====== Exercise input ======

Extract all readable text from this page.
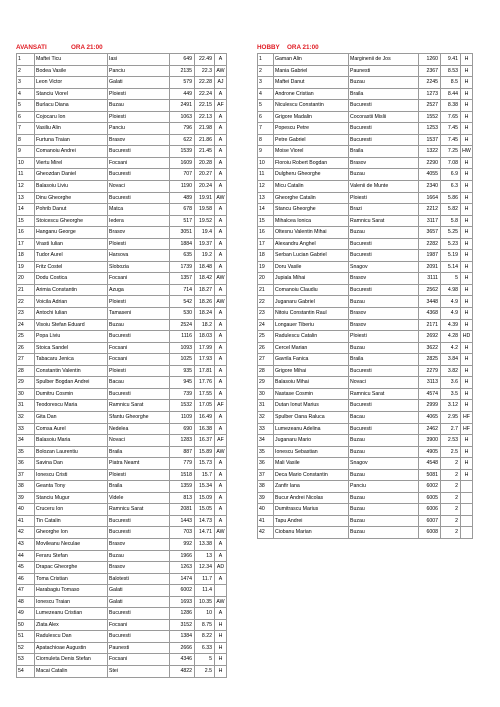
AVANSATI	ORA 21:00
1	Maftei Ticu	Iasi	649	22.49	A
2	Bodea Vasile	Panciu	2135	22.3	AW
3	Leon Victor	Galati	579	22.28	AJ
4	Stanciu Viorel	Ploiesti	449	22.24	A
5	Burlacu Diana	Buzau	2491	22.15	AF
6	Cojocaru Ion	Ploiesti	1063	22.13	A
7	Vasiliu Alin	Panciu	796	21.98	A
8	Furtuna Traian	Brasov	622	21.86	A
9	Comanoiu Andrei	Bucuresti	1539	21.45	A
10	Viertu Mirel	Focsani	1609	20.28	A
11	Gheozdan Daniel	Bucuresti	707	20.27	A
12	Balasoiu Liviu	Novaci	1190	20.24	A
13	Dinu Gheorghe	Bucuresti	489	19.91	AW
14	Pohrib Danut	Matca	678	19.58	A
15	Stoicescu Gheorghe	Iedera	517	19.52	A
16	Hanganu George	Brasov	3051	19.4	A
17	Vrasti Iulian	Ploiesti	1884	19.37	A
18	Tudor Aurel	Harsova	635	19.2	A
19	Fritz Costel	Slobozia	1739	18.48	A
20	Dodu Costica	Focsani	1357	18.42	AW
21	Arimia Constantin	Azuga	714	18.27	A
22	Voicila Adrian	Ploiesti	542	18.26	AW
23	Antochi Iulian	Tamaseni	530	18.24	A
24	Visoiu Stefan Eduard	Buzau	2524	18.2	A
25	Popa Liviu	Bucuresti	1116	18.03	A
26	Stoica Sandel	Focsani	1093	17.99	A
27	Tabacaru Jenica	Focsani	1025	17.93	A
28	Constantin Valentin	Ploiesti	935	17.81	A
29	Spulber Bogdan Andrei	Bacau	945	17.76	A
30	Dumitru Cosmin	Bucuresti	739	17.55	A
31	Teodorescu Maria	Ramnicu Sarat	1532	17.05	AF
32	Gita Dan	Sfantu Gheorghe	1109	16.49	A
33	Comsa Aurel	Nedelea	690	16.38	A
34	Balasoiu Maria	Novaci	1283	16.37	AF
35	Bolozan Laurentiu	Braila	887	15.89	AW
36	Savina Dan	Piatra Neamt	779	15.73	A
37	Ionescu Cristi	Ploiesti	1518	15.7	A
38	Geanta Tony	Braila	1359	15.34	A
39	Stanciu Mugur	Videle	813	15.09	A
40	Cruceru Ion	Ramnicu Sarat	2081	15.05	A
41	Tin Catalin	Bucuresti	1443	14.73	A
42	Gheorghe Ion	Bucuresti	703	14.71	AW
43	Movileanu Neculae	Brasov	992	13.38	A
44	Feraru Stefan	Buzau	1966	13	A
45	Drapac Gheorghe	Brasov	1263	12.34	AD
46	Toma Cristian	Balotesti	1474	11.7	A
47	Harabagiu Tomaso	Galati	6002	11.4	
48	Ionescu Traian	Galati	1693	10.35	AW
49	Lumezeanu Cristian	Bucuresti	1286	10	A
50	Zlata Alex	Focsani	3152	8.75	H
51	Radulescu Dan	Bucuresti	1384	8.22	H
52	Apatachioae Augustin	Paunesti	2666	6.33	H
53	Ciornuleta Denis Stefan	Focsani	4346	5	H
54	Macai Catalin	Stei	4822	2.5	H
HOBBY ORA 21:00
1	Gaman Alin	Marginenii de Jos	1260	9.41	H
2	Mania Gabriel	Paunesti	2367	8.53	H
3	Maftei Danut	Buzau	2245	8.5	H
4	Androne Cristian	Braila	1273	8.44	H
5	Niculescu Constantin	Bucuresti	2527	8.38	H
6	Grigore Madalin	Cocorastii Mislii	1552	7.65	H
7	Popescu Petre	Bucuresti	1253	7.45	H
8	Petre Gabriel	Bucuresti	1537	7.45	H
9	Moise Viorel	Braila	1322	7.25	HW
10	Floroiu Robert Bogdan	Brasov	2290	7.08	H
11	Dulgheru Gheorghe	Buzau	4055	6.9	H
12	Micu Catalin	Valenii de Munte	2340	6.3	H
13	Gheorghe Catalin	Ploiesti	1664	5.86	H
14	Stancu Gheorghe	Brazi	2212	5.82	H
15	Mihalcea Ionica	Ramnicu Sarat	3117	5.8	H
16	Oltesnu Valentin Mihai	Buzau	3657	5.25	H
17	Alexandru Anghel	Bucuresti	2282	5.23	H
18	Serban Lucian Gabriel	Bucuresti	1987	5.19	H
19	Doru Vasile	Snagov	2091	5.14	H
20	Jupiala Mihai	Brasov	3111	5	H
21	Comanoiu Claudiu	Bucuresti	2562	4.98	H
22	Juganaru Gabriel	Buzau	3448	4.9	H
23	Nitoiu Constantin Raul	Brasov	4368	4.9	H
24	Longauer Tiberiu	Brasov	2171	4.39	H
25	Radulescu Catalin	Ploiesti	2692	4.28	HD
26	Cercel Marian	Buzau	3622	4.2	H
27	Gavrila Fanica	Braila	2825	3.84	H
28	Grigore Mihai	Bucuresti	2279	3.82	H
29	Balasoiu Mihai	Novaci	3113	3.6	H
30	Nastase Cosmin	Ramnicu Sarat	4574	3.5	H
31	Dutan Ionut Marius	Bucuresti	2999	3.12	H
32	Spulber Oana Raluca	Bacau	4065	2.95	HF
33	Lumezeanu Adelina	Bucuresti	2462	2.7	HF
34	Juganaru Mario	Buzau	3900	2.53	H
35	Ionescu Sebastian	Buzau	4905	2.5	H
36	Mali Vasile	Snagov	4548	2	H
37	Deca Mario Constantin	Buzau	5081	2	H
38	Zanfir Iana	Panciu	6002	2	
39	Bucur Andrei Nicolas	Buzau	6005	2	
40	Dumitrascu Marius	Buzau	6006	2	
41	Tapu Andrei	Buzau	6007	2	
42	Ciobanu Marian	Buzau	6008	2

======

(Stated goal) Look through the material and say how many lines hold "Gabriel". Give the number only.

(Response to this task) 4